**Assignment**
Give back each entry word for word, but drop the images.

**Listed records**
++++++++++++++++++++
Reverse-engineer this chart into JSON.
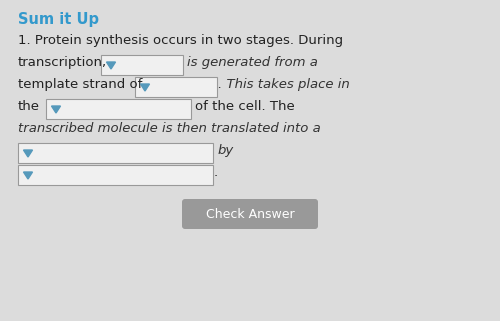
{
  "bg_color": "#dcdcdc",
  "title": "Sum it Up",
  "title_color": "#3399cc",
  "title_fontsize": 10.5,
  "body_color": "#222222",
  "body_fontsize": 9.5,
  "italic_color": "#333333",
  "line1": "1. Protein synthesis occurs in two stages. During",
  "line2_pre": "transcription,",
  "line2_post": "is generated from a",
  "line3_pre": "template strand of",
  "line3_post": ". This takes place in",
  "line4_pre": "the",
  "line4_post": "of the cell. The",
  "line5": "transcribed molecule is then translated into a",
  "line6_post": "by",
  "line7_post": ".",
  "box_fill": "#f0f0f0",
  "box_edge": "#999999",
  "arrow_color": "#5599bb",
  "btn_fill": "#999999",
  "btn_text": "Check Answer",
  "btn_text_color": "#ffffff",
  "btn_fontsize": 9
}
++++++++++++++++++++
**Answer to this task**
Reverse-engineer this chart into JSON.
{
  "bg_color": "#dcdcdc",
  "title": "Sum it Up",
  "title_color": "#3399cc",
  "title_fontsize": 10.5,
  "body_color": "#222222",
  "body_fontsize": 9.5,
  "italic_color": "#333333",
  "line1": "1. Protein synthesis occurs in two stages. During",
  "line2_pre": "transcription,",
  "line2_post": "is generated from a",
  "line3_pre": "template strand of",
  "line3_post": ". This takes place in",
  "line4_pre": "the",
  "line4_post": "of the cell. The",
  "line5": "transcribed molecule is then translated into a",
  "line6_post": "by",
  "line7_post": ".",
  "box_fill": "#f0f0f0",
  "box_edge": "#999999",
  "arrow_color": "#5599bb",
  "btn_fill": "#999999",
  "btn_text": "Check Answer",
  "btn_text_color": "#ffffff",
  "btn_fontsize": 9
}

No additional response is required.